* START *

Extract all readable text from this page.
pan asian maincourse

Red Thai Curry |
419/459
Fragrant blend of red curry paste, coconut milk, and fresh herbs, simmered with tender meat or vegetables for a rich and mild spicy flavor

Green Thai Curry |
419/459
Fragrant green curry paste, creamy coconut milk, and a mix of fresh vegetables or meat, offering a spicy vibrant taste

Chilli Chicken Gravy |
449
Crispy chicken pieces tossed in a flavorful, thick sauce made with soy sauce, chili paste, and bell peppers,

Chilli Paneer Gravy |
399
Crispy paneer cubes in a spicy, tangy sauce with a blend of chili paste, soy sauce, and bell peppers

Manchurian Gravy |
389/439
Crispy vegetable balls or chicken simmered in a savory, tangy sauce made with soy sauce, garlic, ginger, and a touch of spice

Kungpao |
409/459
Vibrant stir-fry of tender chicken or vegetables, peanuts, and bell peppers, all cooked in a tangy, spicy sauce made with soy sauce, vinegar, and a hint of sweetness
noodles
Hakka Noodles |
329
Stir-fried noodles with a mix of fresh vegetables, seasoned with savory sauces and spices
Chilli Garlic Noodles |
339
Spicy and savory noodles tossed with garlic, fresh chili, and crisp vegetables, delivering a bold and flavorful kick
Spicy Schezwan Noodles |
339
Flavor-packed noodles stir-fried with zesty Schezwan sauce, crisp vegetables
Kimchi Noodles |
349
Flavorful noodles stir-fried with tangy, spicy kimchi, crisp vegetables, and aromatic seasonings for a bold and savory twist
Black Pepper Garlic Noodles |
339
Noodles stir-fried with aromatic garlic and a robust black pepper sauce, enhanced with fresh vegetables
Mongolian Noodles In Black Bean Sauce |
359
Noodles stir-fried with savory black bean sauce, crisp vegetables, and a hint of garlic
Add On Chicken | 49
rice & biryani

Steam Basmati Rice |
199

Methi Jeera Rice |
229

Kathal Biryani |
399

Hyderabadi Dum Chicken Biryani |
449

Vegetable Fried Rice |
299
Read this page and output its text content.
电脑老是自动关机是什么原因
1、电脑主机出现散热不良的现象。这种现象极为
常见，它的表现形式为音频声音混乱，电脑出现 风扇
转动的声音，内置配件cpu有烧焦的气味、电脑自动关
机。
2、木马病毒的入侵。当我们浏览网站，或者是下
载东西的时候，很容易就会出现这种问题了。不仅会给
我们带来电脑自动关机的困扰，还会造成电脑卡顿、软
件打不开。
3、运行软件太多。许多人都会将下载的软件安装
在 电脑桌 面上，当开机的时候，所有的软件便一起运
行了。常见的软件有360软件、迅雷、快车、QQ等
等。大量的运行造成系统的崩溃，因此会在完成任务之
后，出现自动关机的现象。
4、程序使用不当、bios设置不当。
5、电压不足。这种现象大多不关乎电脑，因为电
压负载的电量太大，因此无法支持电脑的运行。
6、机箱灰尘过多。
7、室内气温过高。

* END *

Nothing in the data may differ; print all of it exactly as written.

Extract all readable text from this page.
pan asian maincourse

Red Thai Curry |
419/459
Fragrant blend of red curry paste, coconut milk, and fresh herbs, simmered with tender meat or vegetables for a rich and mild spicy flavor

Green Thai Curry |
419/459
Fragrant green curry paste, creamy coconut milk, and a mix of fresh vegetables or meat, offering a spicy vibrant taste

Chilli Chicken Gravy |
449
Crispy chicken pieces tossed in a flavorful, thick sauce made with soy sauce, chili paste, and bell peppers,

Chilli Paneer Gravy |
399
Crispy paneer cubes in a spicy, tangy sauce with a blend of chili paste, soy sauce, and bell peppers

Manchurian Gravy |
389/439
Crispy vegetable balls or chicken simmered in a savory, tangy sauce made with soy sauce, garlic, ginger, and a touch of spice

Kungpao |
409/459
Vibrant stir-fry of tender chicken or vegetables, peanuts, and bell peppers, all cooked in a tangy, spicy sauce made with soy sauce, vinegar, and a hint of sweetness
noodles
Hakka Noodles |
329
Stir-fried noodles with a mix of fresh vegetables, seasoned with savory sauces and spices
Chilli Garlic Noodles |
339
Spicy and savory noodles tossed with garlic, fresh chili, and crisp vegetables, delivering a bold and flavorful kick
Spicy Schezwan Noodles |
339
Flavor-packed noodles stir-fried with zesty Schezwan sauce, crisp vegetables
Kimchi Noodles |
349
Flavorful noodles stir-fried with tangy, spicy kimchi, crisp vegetables, and aromatic seasonings for a bold and savory twist
Black Pepper Garlic Noodles |
339
Noodles stir-fried with aromatic garlic and a robust black pepper sauce, enhanced with fresh vegetables
Mongolian Noodles In Black Bean Sauce |
359
Noodles stir-fried with savory black bean sauce, crisp vegetables, and a hint of garlic
Add On Chicken | 49
rice & biryani

Steam Basmati Rice |
199

Methi Jeera Rice |
229

Kathal Biryani |
399

Hyderabadi Dum Chicken Biryani |
449

Vegetable Fried Rice |
299
Read this page and output its text content.
电脑老是自动关机是什么原因
1、电脑主机出现散热不良的现象。这种现象极为
常见，它的表现形式为音频声音混乱，电脑出现 风扇
转动的声音，内置配件cpu有烧焦的气味、电脑自动关
机。
2、木马病毒的入侵。当我们浏览网站，或者是下
载东西的时候，很容易就会出现这种问题了。不仅会给
我们带来电脑自动关机的困扰，还会造成电脑卡顿、软
件打不开。
3、运行软件太多。许多人都会将下载的软件安装
在 电脑桌 面上，当开机的时候，所有的软件便一起运
行了。常见的软件有360软件、迅雷、快车、QQ等
等。大量的运行造成系统的崩溃，因此会在完成任务之
后，出现自动关机的现象。
4、程序使用不当、bios设置不当。
5、电压不足。这种现象大多不关乎电脑，因为电
压负载的电量太大，因此无法支持电脑的运行。
6、机箱灰尘过多。
7、室内气温过高。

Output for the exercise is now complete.